(Raw records)
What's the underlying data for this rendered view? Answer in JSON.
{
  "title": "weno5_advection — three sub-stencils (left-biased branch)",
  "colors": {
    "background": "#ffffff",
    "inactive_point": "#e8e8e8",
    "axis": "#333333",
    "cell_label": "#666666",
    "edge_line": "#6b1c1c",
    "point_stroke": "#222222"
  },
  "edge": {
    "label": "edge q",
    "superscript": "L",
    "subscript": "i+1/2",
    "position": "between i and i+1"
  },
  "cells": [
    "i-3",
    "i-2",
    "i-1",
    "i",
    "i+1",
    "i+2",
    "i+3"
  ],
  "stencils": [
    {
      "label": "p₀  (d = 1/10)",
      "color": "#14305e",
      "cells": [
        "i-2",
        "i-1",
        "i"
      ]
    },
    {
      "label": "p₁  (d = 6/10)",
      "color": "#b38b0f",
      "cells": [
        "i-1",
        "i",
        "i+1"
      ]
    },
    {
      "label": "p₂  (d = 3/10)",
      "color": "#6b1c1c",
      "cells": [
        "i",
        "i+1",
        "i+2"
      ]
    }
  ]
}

- Required task
Nothing should be left out: return all of the records exactly.

- Task answer
What's the underlying data for this rendered view? Answer in JSON.
{
  "title": "weno5_advection — three sub-stencils (left-biased branch)",
  "colors": {
    "background": "#ffffff",
    "inactive_point": "#e8e8e8",
    "axis": "#333333",
    "cell_label": "#666666",
    "edge_line": "#6b1c1c",
    "point_stroke": "#222222"
  },
  "edge": {
    "label": "edge q",
    "superscript": "L",
    "subscript": "i+1/2",
    "position": "between i and i+1"
  },
  "cells": [
    "i-3",
    "i-2",
    "i-1",
    "i",
    "i+1",
    "i+2",
    "i+3"
  ],
  "stencils": [
    {
      "label": "p₀  (d = 1/10)",
      "color": "#14305e",
      "cells": [
        "i-2",
        "i-1",
        "i"
      ]
    },
    {
      "label": "p₁  (d = 6/10)",
      "color": "#b38b0f",
      "cells": [
        "i-1",
        "i",
        "i+1"
      ]
    },
    {
      "label": "p₂  (d = 3/10)",
      "color": "#6b1c1c",
      "cells": [
        "i",
        "i+1",
        "i+2"
      ]
    }
  ]
}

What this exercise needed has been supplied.